[Start of Records shown]

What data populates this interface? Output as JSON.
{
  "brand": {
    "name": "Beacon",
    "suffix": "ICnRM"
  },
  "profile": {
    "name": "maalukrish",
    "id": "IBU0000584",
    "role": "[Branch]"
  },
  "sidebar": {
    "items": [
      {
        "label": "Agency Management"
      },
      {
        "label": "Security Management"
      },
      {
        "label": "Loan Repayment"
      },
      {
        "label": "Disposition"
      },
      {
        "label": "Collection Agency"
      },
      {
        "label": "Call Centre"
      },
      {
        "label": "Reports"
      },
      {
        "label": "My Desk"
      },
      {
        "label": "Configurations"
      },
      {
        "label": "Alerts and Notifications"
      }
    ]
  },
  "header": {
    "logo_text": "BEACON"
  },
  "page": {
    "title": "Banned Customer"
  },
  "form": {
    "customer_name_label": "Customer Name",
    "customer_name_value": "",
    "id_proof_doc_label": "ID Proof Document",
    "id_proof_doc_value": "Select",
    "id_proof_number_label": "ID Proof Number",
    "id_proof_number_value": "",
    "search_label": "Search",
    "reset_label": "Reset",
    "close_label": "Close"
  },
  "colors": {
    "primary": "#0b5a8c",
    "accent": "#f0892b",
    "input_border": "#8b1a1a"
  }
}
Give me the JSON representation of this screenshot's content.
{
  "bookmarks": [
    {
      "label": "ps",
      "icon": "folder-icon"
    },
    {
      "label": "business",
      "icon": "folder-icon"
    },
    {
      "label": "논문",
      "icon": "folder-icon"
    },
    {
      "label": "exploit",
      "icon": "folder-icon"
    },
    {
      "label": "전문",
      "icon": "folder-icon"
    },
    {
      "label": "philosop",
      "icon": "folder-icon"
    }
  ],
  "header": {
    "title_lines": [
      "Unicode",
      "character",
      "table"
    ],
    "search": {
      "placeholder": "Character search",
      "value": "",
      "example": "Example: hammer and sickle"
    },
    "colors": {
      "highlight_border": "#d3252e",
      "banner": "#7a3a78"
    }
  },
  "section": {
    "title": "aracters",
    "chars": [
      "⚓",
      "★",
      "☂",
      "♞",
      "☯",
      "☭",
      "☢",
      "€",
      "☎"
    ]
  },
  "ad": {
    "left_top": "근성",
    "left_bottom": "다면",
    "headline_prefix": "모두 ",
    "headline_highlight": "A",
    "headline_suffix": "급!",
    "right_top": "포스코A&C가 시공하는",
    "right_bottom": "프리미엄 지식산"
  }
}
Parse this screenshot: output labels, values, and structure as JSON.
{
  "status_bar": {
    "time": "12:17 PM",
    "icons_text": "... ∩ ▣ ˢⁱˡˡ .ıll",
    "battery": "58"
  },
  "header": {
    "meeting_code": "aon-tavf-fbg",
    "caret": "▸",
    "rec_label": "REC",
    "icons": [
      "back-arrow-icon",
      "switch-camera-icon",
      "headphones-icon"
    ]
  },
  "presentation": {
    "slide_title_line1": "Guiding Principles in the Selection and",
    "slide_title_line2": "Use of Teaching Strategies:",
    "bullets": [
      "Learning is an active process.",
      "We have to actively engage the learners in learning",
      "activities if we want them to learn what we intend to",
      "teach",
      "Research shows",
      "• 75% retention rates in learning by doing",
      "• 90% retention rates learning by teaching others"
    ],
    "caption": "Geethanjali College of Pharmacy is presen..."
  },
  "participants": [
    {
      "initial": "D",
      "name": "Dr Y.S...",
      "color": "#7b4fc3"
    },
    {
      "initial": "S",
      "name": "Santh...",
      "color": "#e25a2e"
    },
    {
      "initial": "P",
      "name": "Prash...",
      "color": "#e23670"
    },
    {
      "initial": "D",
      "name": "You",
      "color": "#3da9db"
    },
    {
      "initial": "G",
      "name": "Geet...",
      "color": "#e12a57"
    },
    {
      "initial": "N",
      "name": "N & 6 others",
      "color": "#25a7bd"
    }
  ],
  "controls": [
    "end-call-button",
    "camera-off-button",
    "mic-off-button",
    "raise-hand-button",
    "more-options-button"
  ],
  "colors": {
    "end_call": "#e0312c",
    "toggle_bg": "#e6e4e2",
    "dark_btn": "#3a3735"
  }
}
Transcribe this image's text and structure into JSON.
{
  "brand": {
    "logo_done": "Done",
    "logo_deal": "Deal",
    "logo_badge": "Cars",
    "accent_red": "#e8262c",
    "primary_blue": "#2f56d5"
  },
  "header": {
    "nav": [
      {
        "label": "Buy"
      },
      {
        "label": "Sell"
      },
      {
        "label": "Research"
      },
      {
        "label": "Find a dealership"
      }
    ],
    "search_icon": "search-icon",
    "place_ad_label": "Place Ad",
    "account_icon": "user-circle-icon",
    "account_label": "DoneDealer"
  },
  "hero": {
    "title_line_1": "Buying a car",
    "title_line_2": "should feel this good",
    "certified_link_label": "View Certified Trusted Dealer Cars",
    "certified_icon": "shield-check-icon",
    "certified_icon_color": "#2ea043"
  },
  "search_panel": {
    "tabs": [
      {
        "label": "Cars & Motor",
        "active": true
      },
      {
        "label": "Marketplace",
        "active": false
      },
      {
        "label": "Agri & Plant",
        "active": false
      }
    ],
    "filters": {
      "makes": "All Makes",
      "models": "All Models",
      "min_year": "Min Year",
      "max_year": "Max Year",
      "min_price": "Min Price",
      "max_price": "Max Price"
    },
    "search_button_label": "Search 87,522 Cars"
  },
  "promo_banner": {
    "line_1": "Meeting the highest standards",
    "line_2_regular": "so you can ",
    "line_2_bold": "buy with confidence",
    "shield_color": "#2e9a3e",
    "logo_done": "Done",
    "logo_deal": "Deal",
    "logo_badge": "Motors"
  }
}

[End of Records shown]

Your task: Locate the line with "Transcribe this image's" in the entries above; extract it and every line after it, verbatim.

Worked answer:
Transcribe this image's text and structure into JSON.
{
  "brand": {
    "logo_done": "Done",
    "logo_deal": "Deal",
    "logo_badge": "Cars",
    "accent_red": "#e8262c",
    "primary_blue": "#2f56d5"
  },
  "header": {
    "nav": [
      {
        "label": "Buy"
      },
      {
        "label": "Sell"
      },
      {
        "label": "Research"
      },
      {
        "label": "Find a dealership"
      }
    ],
    "search_icon": "search-icon",
    "place_ad_label": "Place Ad",
    "account_icon": "user-circle-icon",
    "account_label": "DoneDealer"
  },
  "hero": {
    "title_line_1": "Buying a car",
    "title_line_2": "should feel this good",
    "certified_link_label": "View Certified Trusted Dealer Cars",
    "certified_icon": "shield-check-icon",
    "certified_icon_color": "#2ea043"
  },
  "search_panel": {
    "tabs": [
      {
        "label": "Cars & Motor",
        "active": true
      },
      {
        "label": "Marketplace",
        "active": false
      },
      {
        "label": "Agri & Plant",
        "active": false
      }
    ],
    "filters": {
      "makes": "All Makes",
      "models": "All Models",
      "min_year": "Min Year",
      "max_year": "Max Year",
      "min_price": "Min Price",
      "max_price": "Max Price"
    },
    "search_button_label": "Search 87,522 Cars"
  },
  "promo_banner": {
    "line_1": "Meeting the highest standards",
    "line_2_regular": "so you can ",
    "line_2_bold": "buy with confidence",
    "shield_color": "#2e9a3e",
    "logo_done": "Done",
    "logo_deal": "Deal",
    "logo_badge": "Motors"
  }
}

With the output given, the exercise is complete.